- **Prompt**
Each record below should be output verbatim, without pictures.

- **Available records**
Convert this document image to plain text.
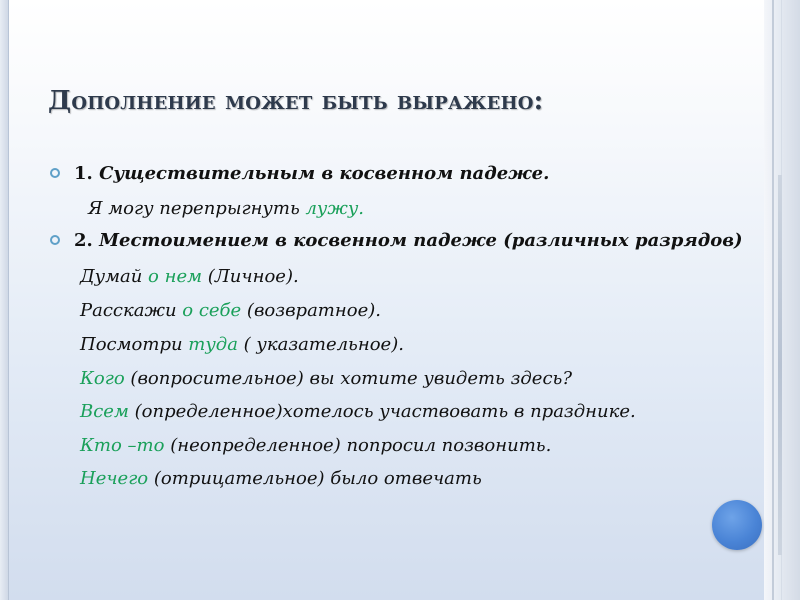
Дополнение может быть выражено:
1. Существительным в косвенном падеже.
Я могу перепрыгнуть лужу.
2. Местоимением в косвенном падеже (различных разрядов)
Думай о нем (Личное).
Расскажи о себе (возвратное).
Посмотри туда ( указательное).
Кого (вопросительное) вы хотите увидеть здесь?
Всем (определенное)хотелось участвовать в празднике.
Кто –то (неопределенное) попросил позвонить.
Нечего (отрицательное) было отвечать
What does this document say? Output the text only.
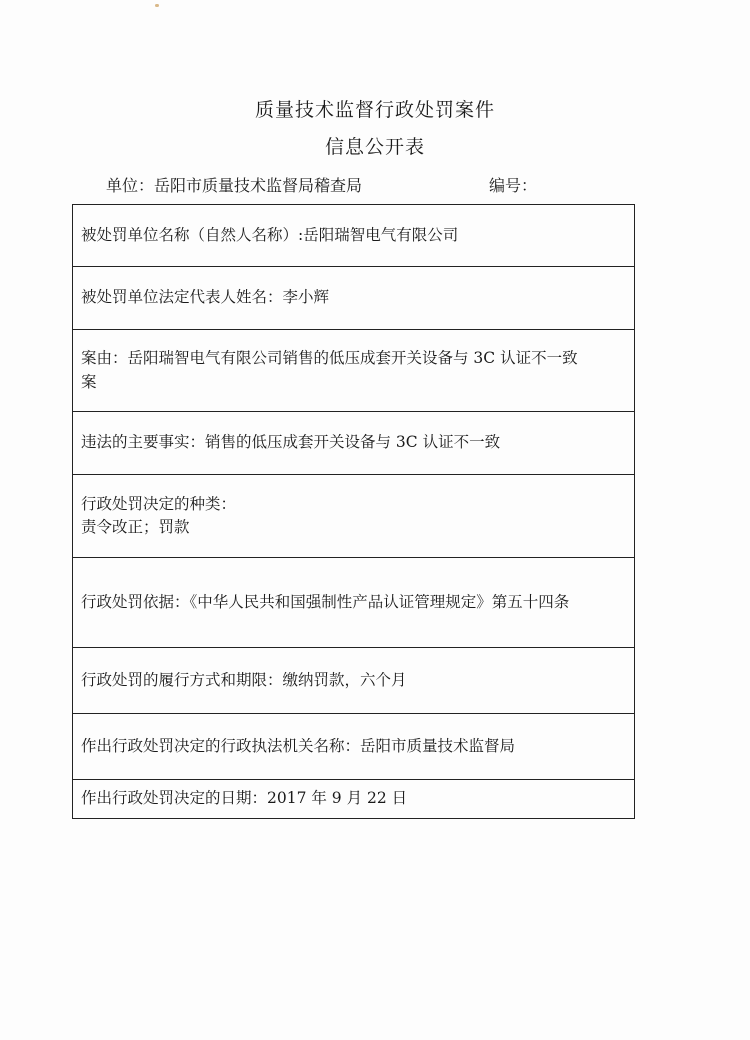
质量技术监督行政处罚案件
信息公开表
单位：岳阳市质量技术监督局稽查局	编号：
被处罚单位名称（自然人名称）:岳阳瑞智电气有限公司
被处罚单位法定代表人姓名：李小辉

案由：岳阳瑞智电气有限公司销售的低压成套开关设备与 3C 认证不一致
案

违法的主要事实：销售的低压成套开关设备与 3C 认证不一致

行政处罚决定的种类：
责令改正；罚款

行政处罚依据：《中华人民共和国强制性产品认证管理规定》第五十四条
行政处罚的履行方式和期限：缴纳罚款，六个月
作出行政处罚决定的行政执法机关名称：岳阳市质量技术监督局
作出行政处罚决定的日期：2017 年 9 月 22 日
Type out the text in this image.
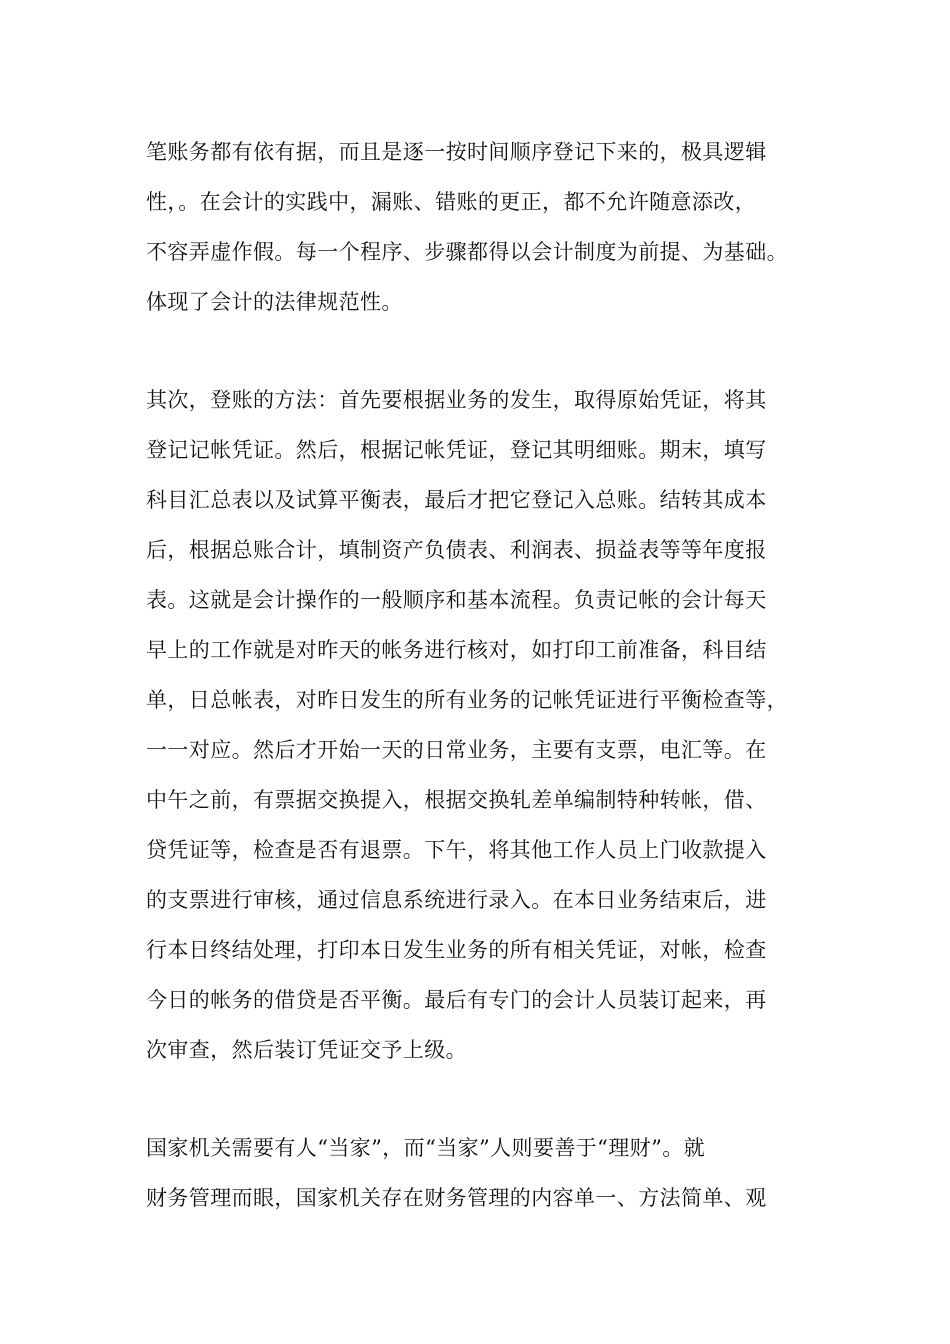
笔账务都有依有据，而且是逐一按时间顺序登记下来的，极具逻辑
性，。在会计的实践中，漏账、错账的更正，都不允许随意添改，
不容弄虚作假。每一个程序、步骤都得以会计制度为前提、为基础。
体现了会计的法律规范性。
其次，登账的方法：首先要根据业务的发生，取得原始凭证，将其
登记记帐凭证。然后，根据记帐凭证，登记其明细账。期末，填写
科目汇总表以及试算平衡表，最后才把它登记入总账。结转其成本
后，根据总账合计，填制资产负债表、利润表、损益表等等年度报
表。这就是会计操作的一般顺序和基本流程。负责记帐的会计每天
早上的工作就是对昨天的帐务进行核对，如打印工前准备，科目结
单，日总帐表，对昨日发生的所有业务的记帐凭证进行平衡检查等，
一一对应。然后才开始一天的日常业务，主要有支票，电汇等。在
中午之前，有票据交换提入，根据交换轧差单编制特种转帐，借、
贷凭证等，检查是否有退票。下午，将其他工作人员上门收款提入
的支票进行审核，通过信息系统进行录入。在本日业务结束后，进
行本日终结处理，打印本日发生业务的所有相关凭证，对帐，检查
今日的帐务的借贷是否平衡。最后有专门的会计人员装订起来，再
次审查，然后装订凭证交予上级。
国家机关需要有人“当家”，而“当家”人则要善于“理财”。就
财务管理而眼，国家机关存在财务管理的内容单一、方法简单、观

- **Problem solution**
Convert this document image to plain text.
Дополнение может быть выражено:
1. Существительным в косвенном падеже.
Я могу перепрыгнуть лужу.
2. Местоимением в косвенном падеже (различных разрядов)
Думай о нем (Личное).
Расскажи о себе (возвратное).
Посмотри туда ( указательное).
Кого (вопросительное) вы хотите увидеть здесь?
Всем (определенное)хотелось участвовать в празднике.
Кто –то (неопределенное) попросил позвонить.
Нечего (отрицательное) было отвечать
What does this document say? Output the text only.
质量技术监督行政处罚案件
信息公开表
单位：岳阳市质量技术监督局稽查局	编号：
被处罚单位名称（自然人名称）:岳阳瑞智电气有限公司
被处罚单位法定代表人姓名：李小辉

案由：岳阳瑞智电气有限公司销售的低压成套开关设备与 3C 认证不一致
案

违法的主要事实：销售的低压成套开关设备与 3C 认证不一致

行政处罚决定的种类：
责令改正；罚款

行政处罚依据：《中华人民共和国强制性产品认证管理规定》第五十四条
行政处罚的履行方式和期限：缴纳罚款，六个月
作出行政处罚决定的行政执法机关名称：岳阳市质量技术监督局
作出行政处罚决定的日期：2017 年 9 月 22 日
Type out the text in this image.
笔账务都有依有据，而且是逐一按时间顺序登记下来的，极具逻辑
性，。在会计的实践中，漏账、错账的更正，都不允许随意添改，
不容弄虚作假。每一个程序、步骤都得以会计制度为前提、为基础。
体现了会计的法律规范性。
其次，登账的方法：首先要根据业务的发生，取得原始凭证，将其
登记记帐凭证。然后，根据记帐凭证，登记其明细账。期末，填写
科目汇总表以及试算平衡表，最后才把它登记入总账。结转其成本
后，根据总账合计，填制资产负债表、利润表、损益表等等年度报
表。这就是会计操作的一般顺序和基本流程。负责记帐的会计每天
早上的工作就是对昨天的帐务进行核对，如打印工前准备，科目结
单，日总帐表，对昨日发生的所有业务的记帐凭证进行平衡检查等，
一一对应。然后才开始一天的日常业务，主要有支票，电汇等。在
中午之前，有票据交换提入，根据交换轧差单编制特种转帐，借、
贷凭证等，检查是否有退票。下午，将其他工作人员上门收款提入
的支票进行审核，通过信息系统进行录入。在本日业务结束后，进
行本日终结处理，打印本日发生业务的所有相关凭证，对帐，检查
今日的帐务的借贷是否平衡。最后有专门的会计人员装订起来，再
次审查，然后装订凭证交予上级。
国家机关需要有人“当家”，而“当家”人则要善于“理财”。就
财务管理而眼，国家机关存在财务管理的内容单一、方法简单、观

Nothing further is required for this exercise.